Copy the records below exactly, omitting any pictures they contain.

--- Start of INPUT ROWS ---

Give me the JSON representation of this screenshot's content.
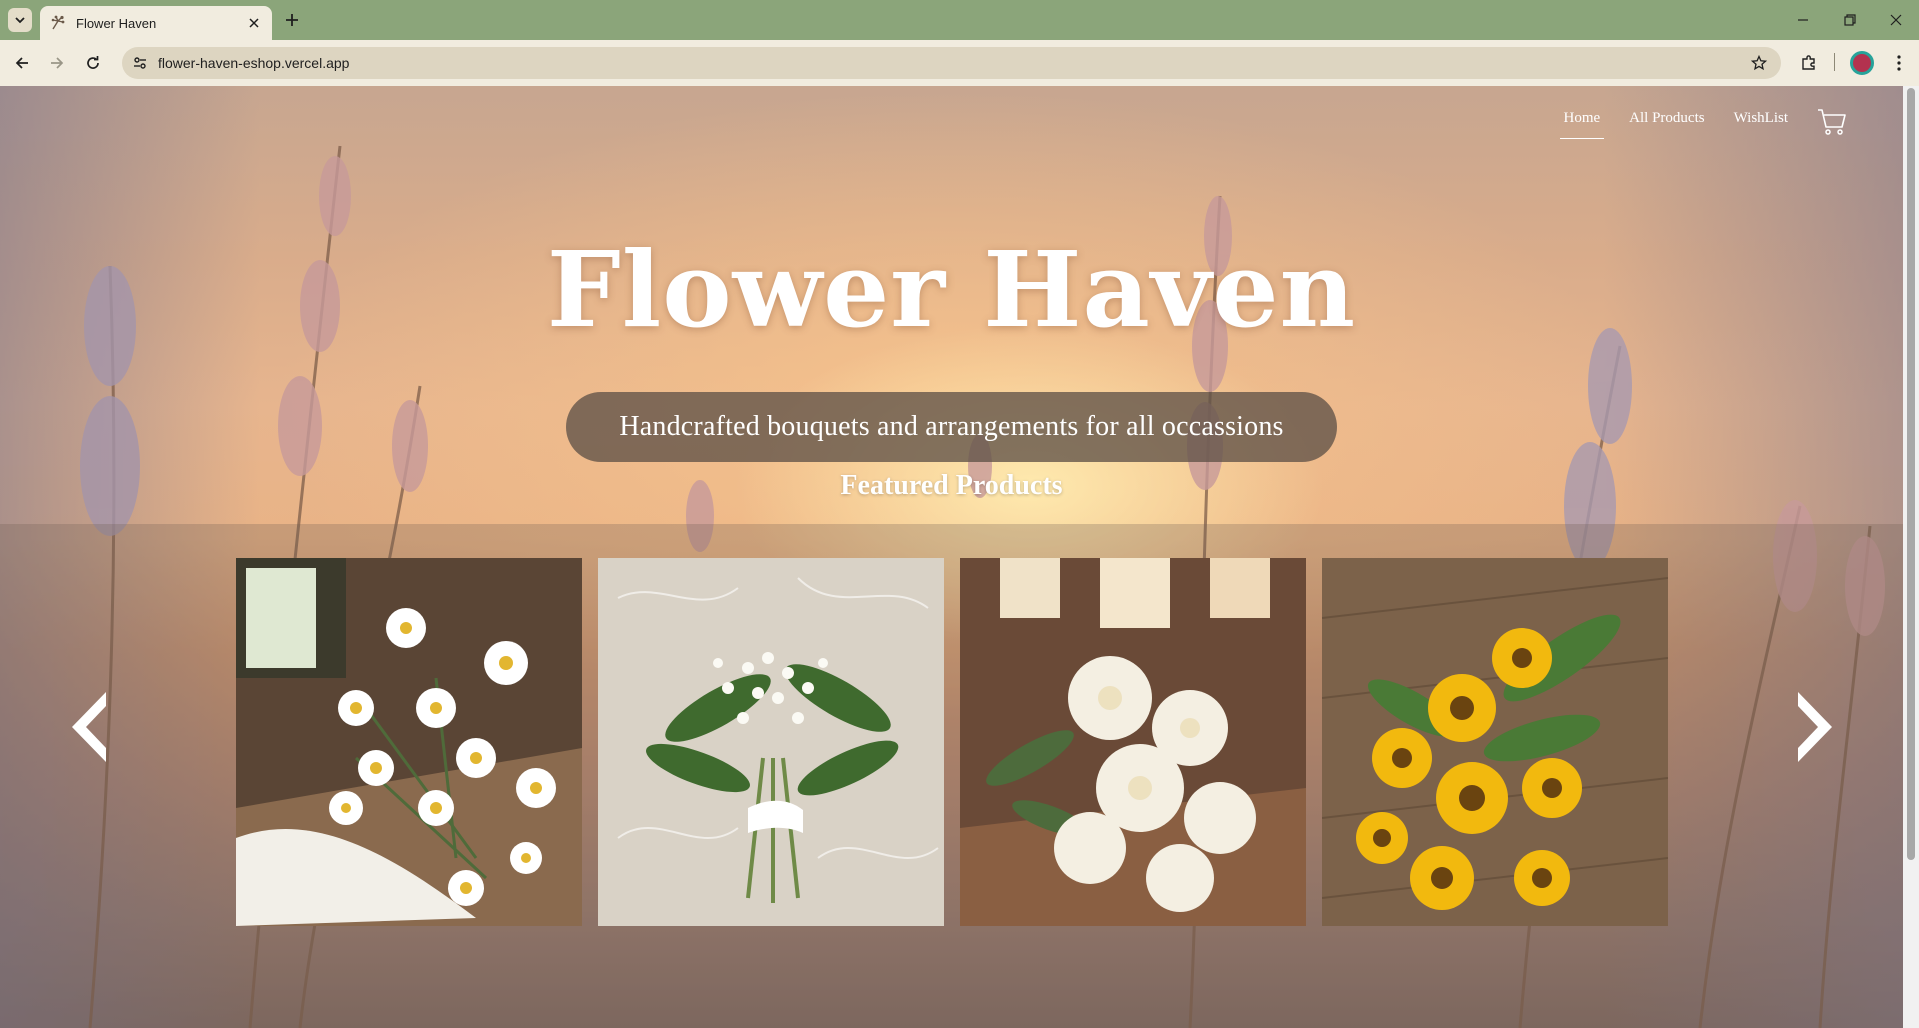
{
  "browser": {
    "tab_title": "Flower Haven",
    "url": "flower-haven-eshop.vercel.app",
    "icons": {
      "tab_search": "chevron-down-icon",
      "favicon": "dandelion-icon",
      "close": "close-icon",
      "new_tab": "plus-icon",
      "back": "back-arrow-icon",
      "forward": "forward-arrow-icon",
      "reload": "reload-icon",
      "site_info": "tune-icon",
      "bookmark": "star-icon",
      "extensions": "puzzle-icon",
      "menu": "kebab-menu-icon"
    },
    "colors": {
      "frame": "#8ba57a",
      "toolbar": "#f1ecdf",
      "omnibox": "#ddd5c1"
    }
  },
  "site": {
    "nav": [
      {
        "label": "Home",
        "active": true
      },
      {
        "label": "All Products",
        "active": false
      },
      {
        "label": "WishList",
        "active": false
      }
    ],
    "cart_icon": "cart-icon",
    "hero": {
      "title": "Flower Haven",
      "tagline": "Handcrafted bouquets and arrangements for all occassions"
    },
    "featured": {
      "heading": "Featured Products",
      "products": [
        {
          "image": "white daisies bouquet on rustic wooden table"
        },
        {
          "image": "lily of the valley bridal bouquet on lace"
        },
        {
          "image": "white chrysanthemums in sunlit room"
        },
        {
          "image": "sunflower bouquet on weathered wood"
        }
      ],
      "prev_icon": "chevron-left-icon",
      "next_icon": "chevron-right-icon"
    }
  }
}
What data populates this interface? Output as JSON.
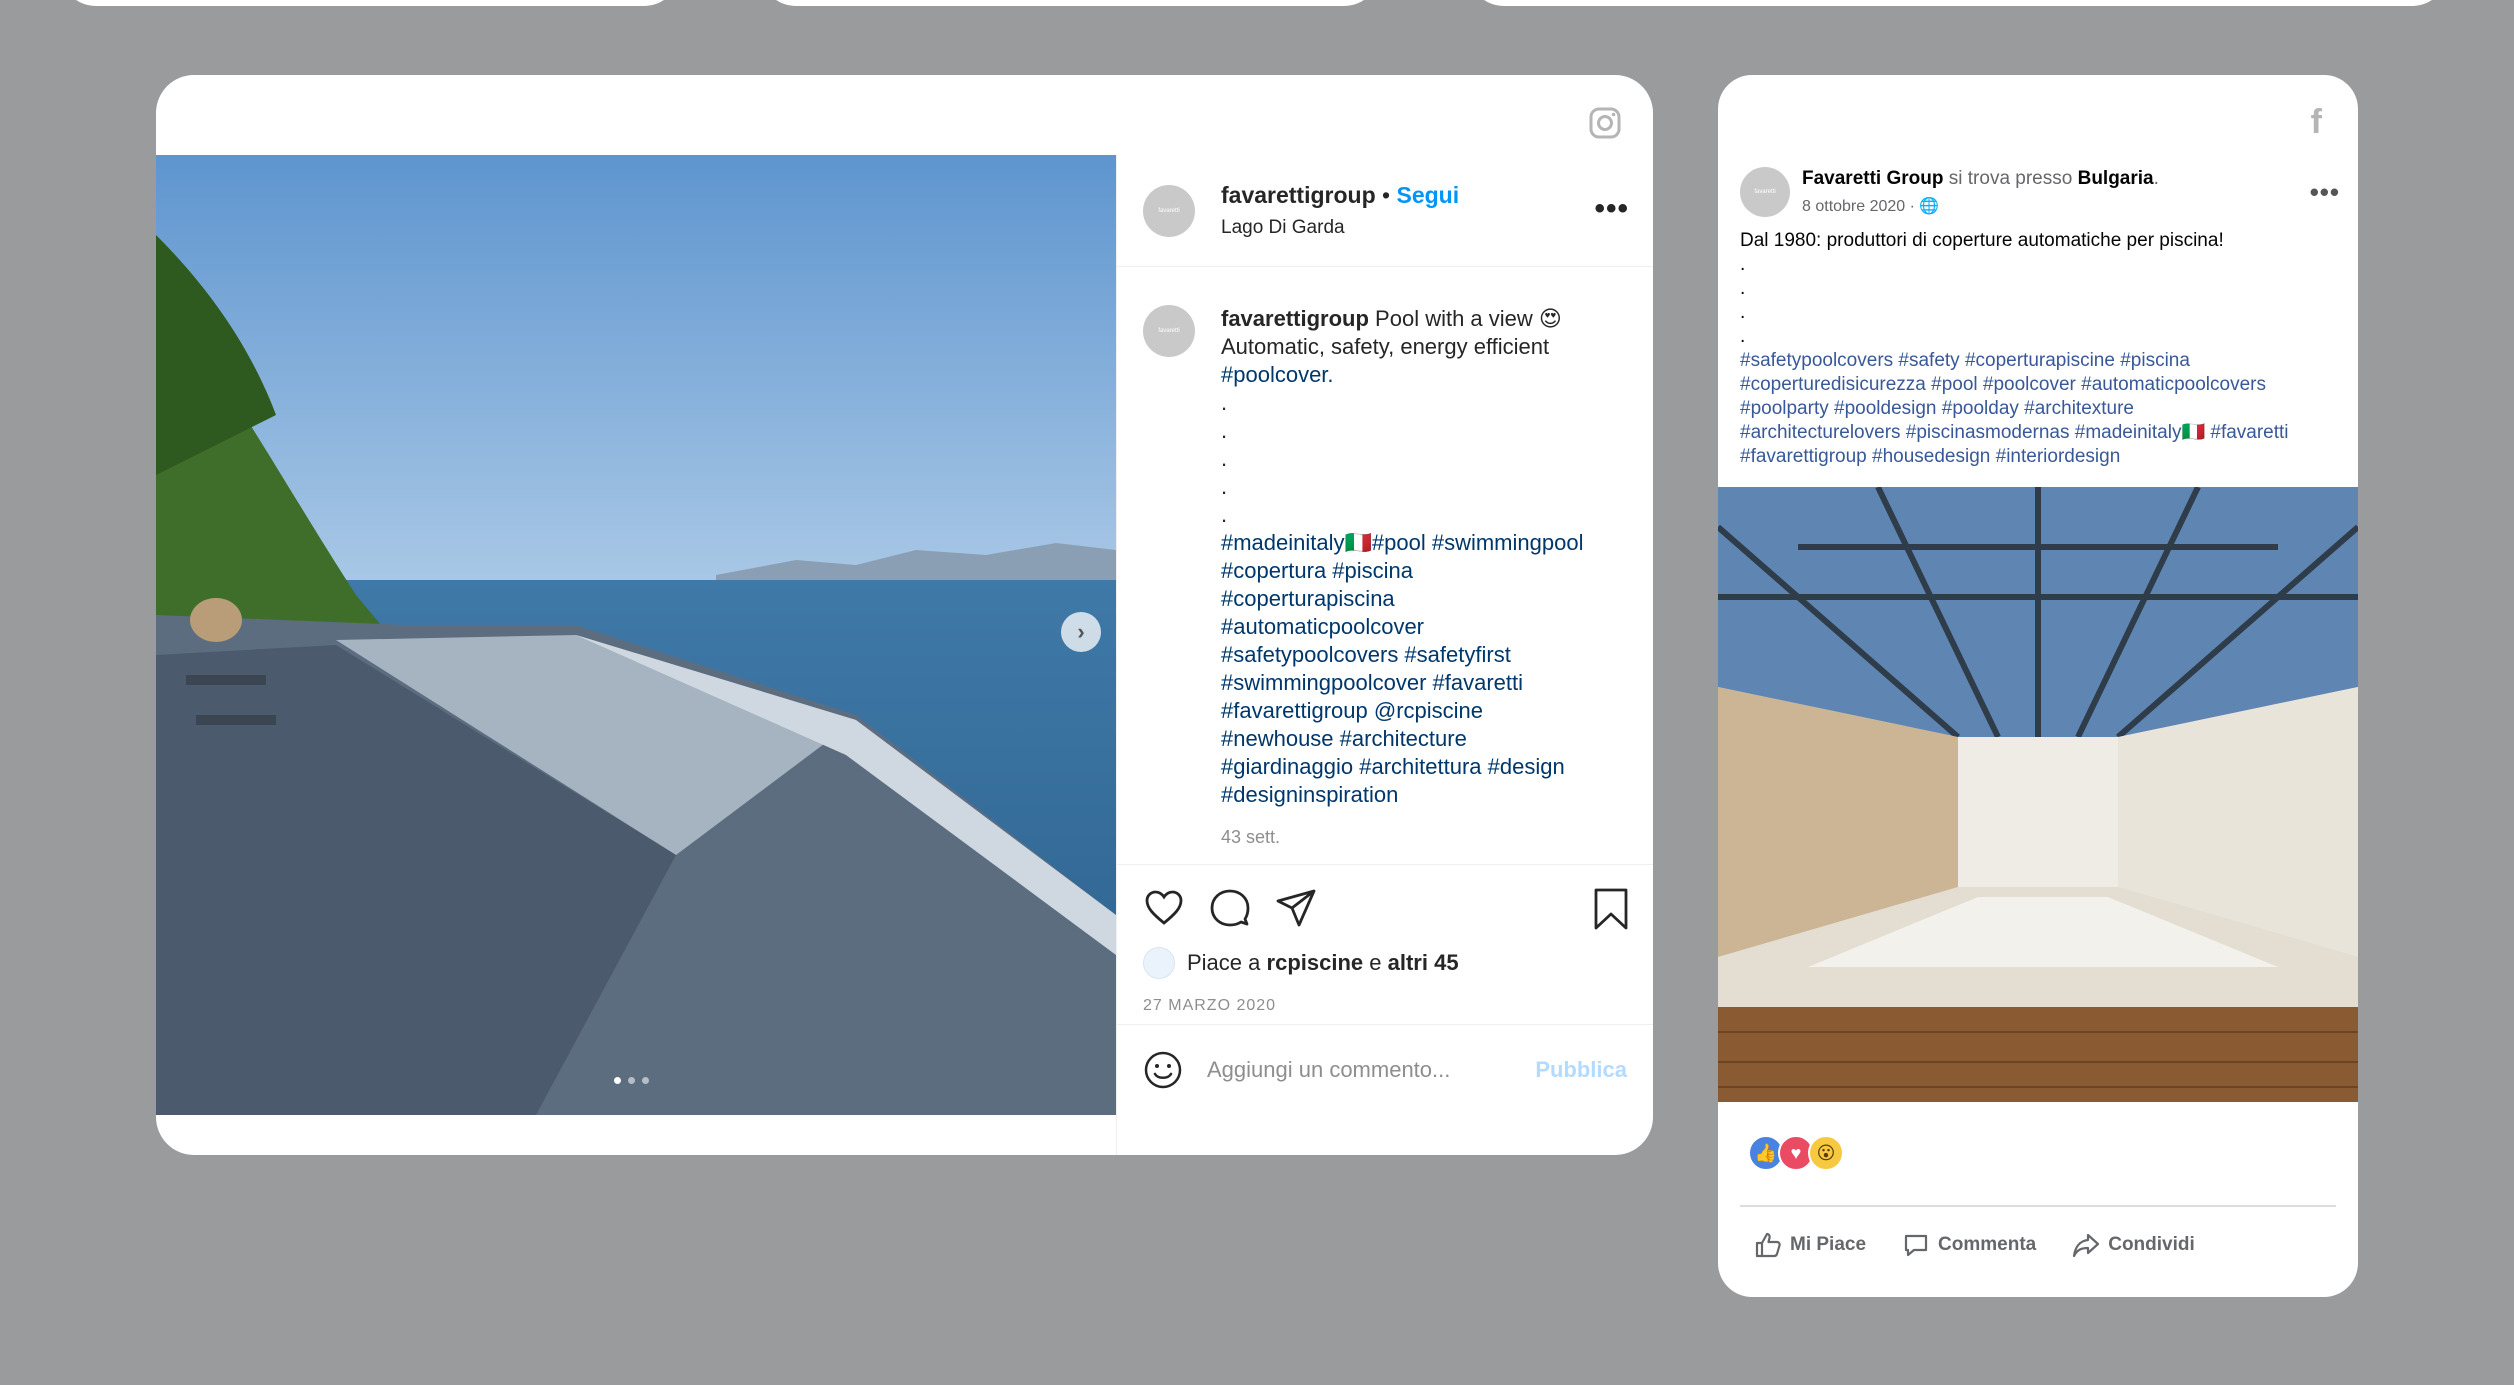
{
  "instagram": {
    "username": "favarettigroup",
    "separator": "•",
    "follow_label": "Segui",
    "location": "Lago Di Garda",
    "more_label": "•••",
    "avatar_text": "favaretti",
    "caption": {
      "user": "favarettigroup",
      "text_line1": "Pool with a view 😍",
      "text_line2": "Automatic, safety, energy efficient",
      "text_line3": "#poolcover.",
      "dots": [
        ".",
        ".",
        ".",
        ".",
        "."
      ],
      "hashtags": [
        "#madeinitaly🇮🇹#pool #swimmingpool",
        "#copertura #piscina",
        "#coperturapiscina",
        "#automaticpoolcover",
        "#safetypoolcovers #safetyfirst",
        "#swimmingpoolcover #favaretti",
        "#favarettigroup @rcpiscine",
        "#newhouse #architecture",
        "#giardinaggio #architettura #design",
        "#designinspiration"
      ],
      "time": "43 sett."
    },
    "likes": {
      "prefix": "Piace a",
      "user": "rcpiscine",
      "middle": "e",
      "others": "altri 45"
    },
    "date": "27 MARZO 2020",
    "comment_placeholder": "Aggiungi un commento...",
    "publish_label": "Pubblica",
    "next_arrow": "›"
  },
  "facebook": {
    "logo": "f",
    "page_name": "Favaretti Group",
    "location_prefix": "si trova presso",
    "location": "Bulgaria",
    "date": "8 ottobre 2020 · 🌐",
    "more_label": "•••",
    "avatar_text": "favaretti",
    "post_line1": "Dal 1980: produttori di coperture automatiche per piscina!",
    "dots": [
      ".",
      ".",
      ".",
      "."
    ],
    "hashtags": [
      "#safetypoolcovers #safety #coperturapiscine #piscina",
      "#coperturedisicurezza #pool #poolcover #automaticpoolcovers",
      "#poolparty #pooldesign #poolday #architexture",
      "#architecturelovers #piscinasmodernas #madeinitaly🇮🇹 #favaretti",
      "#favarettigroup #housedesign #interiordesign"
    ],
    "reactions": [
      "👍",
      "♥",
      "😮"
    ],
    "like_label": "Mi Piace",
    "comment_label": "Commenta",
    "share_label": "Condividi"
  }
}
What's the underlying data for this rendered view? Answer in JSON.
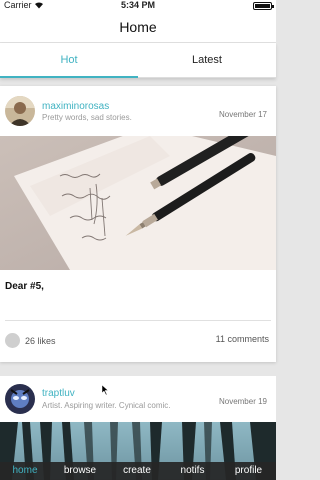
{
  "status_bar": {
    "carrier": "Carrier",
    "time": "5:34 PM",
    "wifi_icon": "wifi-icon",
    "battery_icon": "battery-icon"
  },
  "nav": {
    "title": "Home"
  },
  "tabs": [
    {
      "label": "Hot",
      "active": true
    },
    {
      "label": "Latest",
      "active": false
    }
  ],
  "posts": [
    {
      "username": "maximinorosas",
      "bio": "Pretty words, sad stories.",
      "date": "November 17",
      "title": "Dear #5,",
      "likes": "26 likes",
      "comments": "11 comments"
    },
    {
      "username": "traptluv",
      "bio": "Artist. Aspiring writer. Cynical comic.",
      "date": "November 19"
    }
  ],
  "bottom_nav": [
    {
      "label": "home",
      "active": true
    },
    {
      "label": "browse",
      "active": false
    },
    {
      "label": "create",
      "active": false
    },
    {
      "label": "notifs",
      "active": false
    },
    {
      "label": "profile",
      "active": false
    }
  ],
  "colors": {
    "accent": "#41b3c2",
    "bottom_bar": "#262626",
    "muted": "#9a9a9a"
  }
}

--- End of INPUT ROWS ---

RESULT OF THIS EXERCISE.
Give me the JSON representation of this screenshot's content.
{
  "browser": {
    "tab_title": "Flower Haven",
    "url": "flower-haven-eshop.vercel.app",
    "icons": {
      "tab_search": "chevron-down-icon",
      "favicon": "dandelion-icon",
      "close": "close-icon",
      "new_tab": "plus-icon",
      "back": "back-arrow-icon",
      "forward": "forward-arrow-icon",
      "reload": "reload-icon",
      "site_info": "tune-icon",
      "bookmark": "star-icon",
      "extensions": "puzzle-icon",
      "menu": "kebab-menu-icon"
    },
    "colors": {
      "frame": "#8ba57a",
      "toolbar": "#f1ecdf",
      "omnibox": "#ddd5c1"
    }
  },
  "site": {
    "nav": [
      {
        "label": "Home",
        "active": true
      },
      {
        "label": "All Products",
        "active": false
      },
      {
        "label": "WishList",
        "active": false
      }
    ],
    "cart_icon": "cart-icon",
    "hero": {
      "title": "Flower Haven",
      "tagline": "Handcrafted bouquets and arrangements for all occassions"
    },
    "featured": {
      "heading": "Featured Products",
      "products": [
        {
          "image": "white daisies bouquet on rustic wooden table"
        },
        {
          "image": "lily of the valley bridal bouquet on lace"
        },
        {
          "image": "white chrysanthemums in sunlit room"
        },
        {
          "image": "sunflower bouquet on weathered wood"
        }
      ],
      "prev_icon": "chevron-left-icon",
      "next_icon": "chevron-right-icon"
    }
  }
}
What data populates this interface? Output as JSON.
{
  "instagram": {
    "username": "favarettigroup",
    "separator": "•",
    "follow_label": "Segui",
    "location": "Lago Di Garda",
    "more_label": "•••",
    "avatar_text": "favaretti",
    "caption": {
      "user": "favarettigroup",
      "text_line1": "Pool with a view 😍",
      "text_line2": "Automatic, safety, energy efficient",
      "text_line3": "#poolcover.",
      "dots": [
        ".",
        ".",
        ".",
        ".",
        "."
      ],
      "hashtags": [
        "#madeinitaly🇮🇹#pool #swimmingpool",
        "#copertura #piscina",
        "#coperturapiscina",
        "#automaticpoolcover",
        "#safetypoolcovers #safetyfirst",
        "#swimmingpoolcover #favaretti",
        "#favarettigroup @rcpiscine",
        "#newhouse #architecture",
        "#giardinaggio #architettura #design",
        "#designinspiration"
      ],
      "time": "43 sett."
    },
    "likes": {
      "prefix": "Piace a",
      "user": "rcpiscine",
      "middle": "e",
      "others": "altri 45"
    },
    "date": "27 MARZO 2020",
    "comment_placeholder": "Aggiungi un commento...",
    "publish_label": "Pubblica",
    "next_arrow": "›"
  },
  "facebook": {
    "logo": "f",
    "page_name": "Favaretti Group",
    "location_prefix": "si trova presso",
    "location": "Bulgaria",
    "date": "8 ottobre 2020 · 🌐",
    "more_label": "•••",
    "avatar_text": "favaretti",
    "post_line1": "Dal 1980: produttori di coperture automatiche per piscina!",
    "dots": [
      ".",
      ".",
      ".",
      "."
    ],
    "hashtags": [
      "#safetypoolcovers #safety #coperturapiscine #piscina",
      "#coperturedisicurezza #pool #poolcover #automaticpoolcovers",
      "#poolparty #pooldesign #poolday #architexture",
      "#architecturelovers #piscinasmodernas #madeinitaly🇮🇹 #favaretti",
      "#favarettigroup #housedesign #interiordesign"
    ],
    "reactions": [
      "👍",
      "♥",
      "😮"
    ],
    "like_label": "Mi Piace",
    "comment_label": "Commenta",
    "share_label": "Condividi"
  }
}
What's the underlying data for this rendered view? Answer in JSON.
{
  "status_bar": {
    "carrier": "Carrier",
    "time": "5:34 PM",
    "wifi_icon": "wifi-icon",
    "battery_icon": "battery-icon"
  },
  "nav": {
    "title": "Home"
  },
  "tabs": [
    {
      "label": "Hot",
      "active": true
    },
    {
      "label": "Latest",
      "active": false
    }
  ],
  "posts": [
    {
      "username": "maximinorosas",
      "bio": "Pretty words, sad stories.",
      "date": "November 17",
      "title": "Dear #5,",
      "likes": "26 likes",
      "comments": "11 comments"
    },
    {
      "username": "traptluv",
      "bio": "Artist. Aspiring writer. Cynical comic.",
      "date": "November 19"
    }
  ],
  "bottom_nav": [
    {
      "label": "home",
      "active": true
    },
    {
      "label": "browse",
      "active": false
    },
    {
      "label": "create",
      "active": false
    },
    {
      "label": "notifs",
      "active": false
    },
    {
      "label": "profile",
      "active": false
    }
  ],
  "colors": {
    "accent": "#41b3c2",
    "bottom_bar": "#262626",
    "muted": "#9a9a9a"
  }
}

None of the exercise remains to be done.